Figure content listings
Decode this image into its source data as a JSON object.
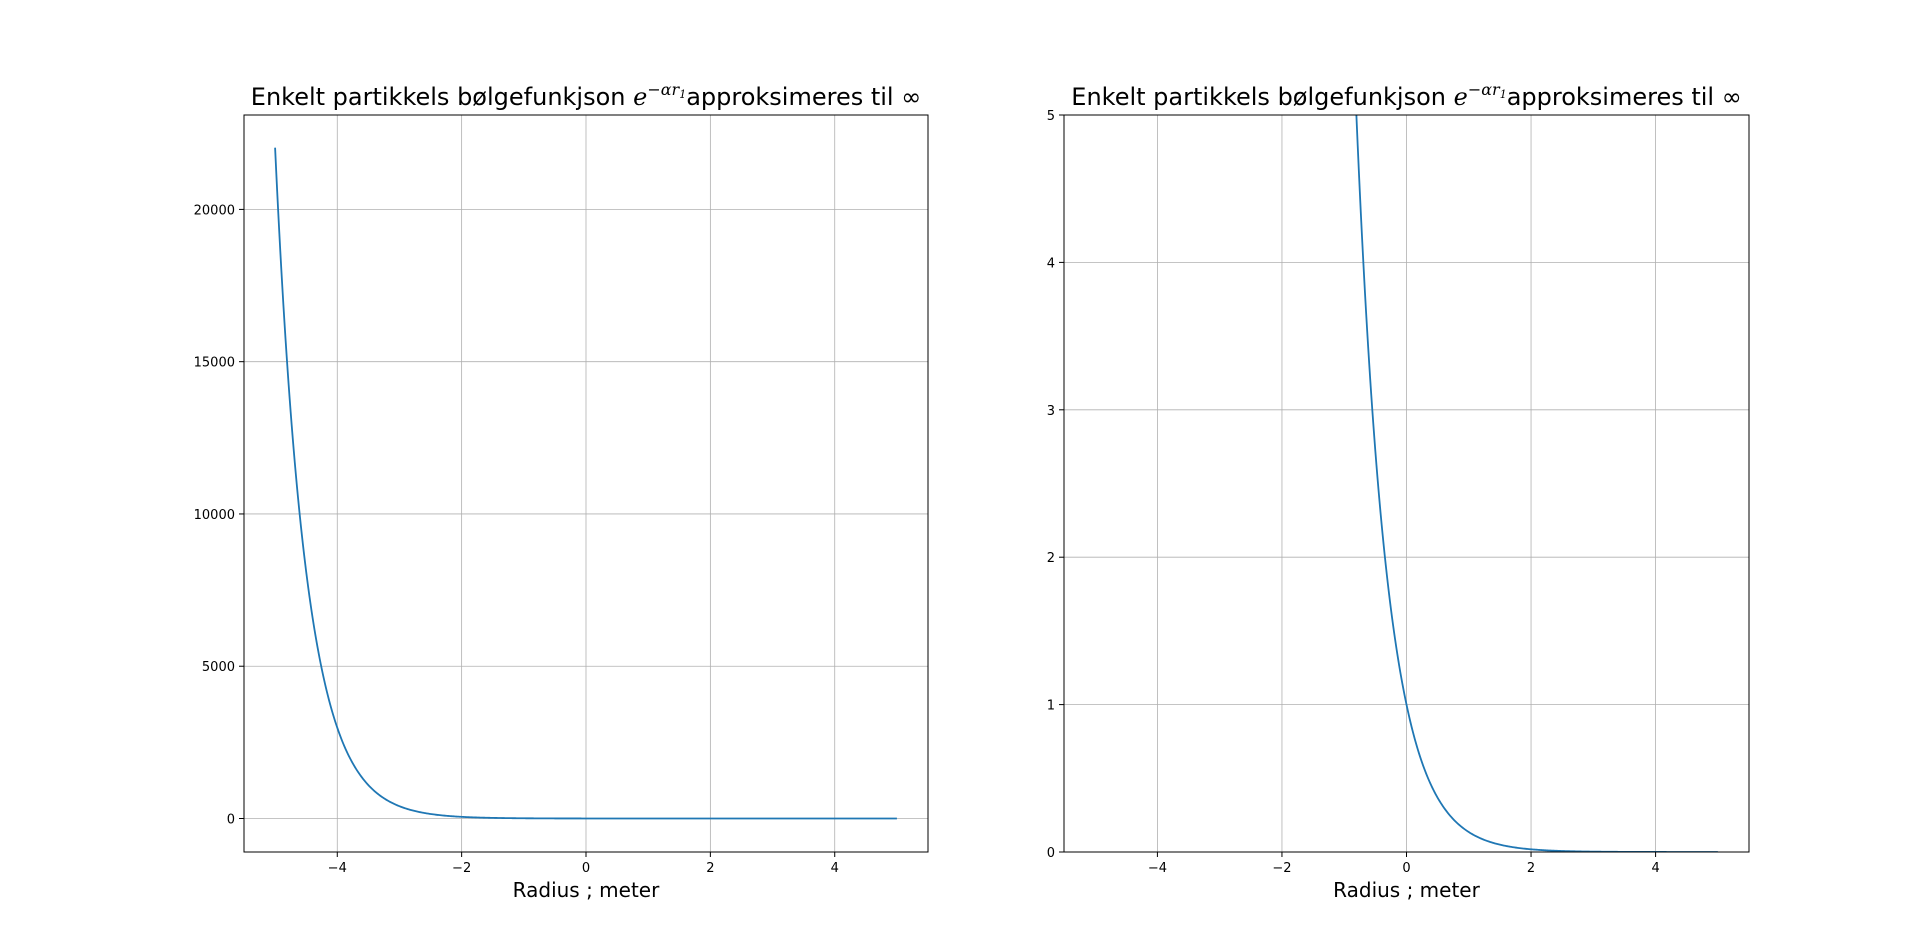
{
  "chart_data": [
    {
      "type": "line",
      "title_prefix": "Enkelt partikkels bølgefunkjson ",
      "title_math_base": "e",
      "title_math_exponent": "−αr",
      "title_math_subscript": "1",
      "title_suffix": "approksimeres til ∞",
      "xlabel": "Radius ; meter",
      "ylabel": "",
      "xlim": [
        -5.5,
        5.5
      ],
      "ylim": [
        -1100,
        23100
      ],
      "xticks": [
        -4,
        -2,
        0,
        2,
        4
      ],
      "xtick_labels": [
        "−4",
        "−2",
        "0",
        "2",
        "4"
      ],
      "yticks": [
        0,
        5000,
        10000,
        15000,
        20000
      ],
      "ytick_labels": [
        "0",
        "5000",
        "10000",
        "15000",
        "20000"
      ],
      "grid": true,
      "series": [
        {
          "function": "exp(-2*x)",
          "x_range": [
            -5,
            5
          ],
          "color": "#1f77b4"
        }
      ]
    },
    {
      "type": "line",
      "title_prefix": "Enkelt partikkels bølgefunkjson ",
      "title_math_base": "e",
      "title_math_exponent": "−αr",
      "title_math_subscript": "1",
      "title_suffix": "approksimeres til ∞",
      "xlabel": "Radius ; meter",
      "ylabel": "",
      "xlim": [
        -5.5,
        5.5
      ],
      "ylim": [
        0,
        5
      ],
      "xticks": [
        -4,
        -2,
        0,
        2,
        4
      ],
      "xtick_labels": [
        "−4",
        "−2",
        "0",
        "2",
        "4"
      ],
      "yticks": [
        0,
        1,
        2,
        3,
        4,
        5
      ],
      "ytick_labels": [
        "0",
        "1",
        "2",
        "3",
        "4",
        "5"
      ],
      "grid": true,
      "series": [
        {
          "function": "exp(-2*x)",
          "x_range": [
            -5,
            5
          ],
          "color": "#1f77b4"
        }
      ]
    }
  ]
}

Exercise description:
Copy every record above exactly, leaving out the pictures.

Written answer:
Decode this image into its source data as a JSON object.
{
  "chart_data": [
    {
      "type": "line",
      "title_prefix": "Enkelt partikkels bølgefunkjson ",
      "title_math_base": "e",
      "title_math_exponent": "−αr",
      "title_math_subscript": "1",
      "title_suffix": "approksimeres til ∞",
      "xlabel": "Radius ; meter",
      "ylabel": "",
      "xlim": [
        -5.5,
        5.5
      ],
      "ylim": [
        -1100,
        23100
      ],
      "xticks": [
        -4,
        -2,
        0,
        2,
        4
      ],
      "xtick_labels": [
        "−4",
        "−2",
        "0",
        "2",
        "4"
      ],
      "yticks": [
        0,
        5000,
        10000,
        15000,
        20000
      ],
      "ytick_labels": [
        "0",
        "5000",
        "10000",
        "15000",
        "20000"
      ],
      "grid": true,
      "series": [
        {
          "function": "exp(-2*x)",
          "x_range": [
            -5,
            5
          ],
          "color": "#1f77b4"
        }
      ]
    },
    {
      "type": "line",
      "title_prefix": "Enkelt partikkels bølgefunkjson ",
      "title_math_base": "e",
      "title_math_exponent": "−αr",
      "title_math_subscript": "1",
      "title_suffix": "approksimeres til ∞",
      "xlabel": "Radius ; meter",
      "ylabel": "",
      "xlim": [
        -5.5,
        5.5
      ],
      "ylim": [
        0,
        5
      ],
      "xticks": [
        -4,
        -2,
        0,
        2,
        4
      ],
      "xtick_labels": [
        "−4",
        "−2",
        "0",
        "2",
        "4"
      ],
      "yticks": [
        0,
        1,
        2,
        3,
        4,
        5
      ],
      "ytick_labels": [
        "0",
        "1",
        "2",
        "3",
        "4",
        "5"
      ],
      "grid": true,
      "series": [
        {
          "function": "exp(-2*x)",
          "x_range": [
            -5,
            5
          ],
          "color": "#1f77b4"
        }
      ]
    }
  ]
}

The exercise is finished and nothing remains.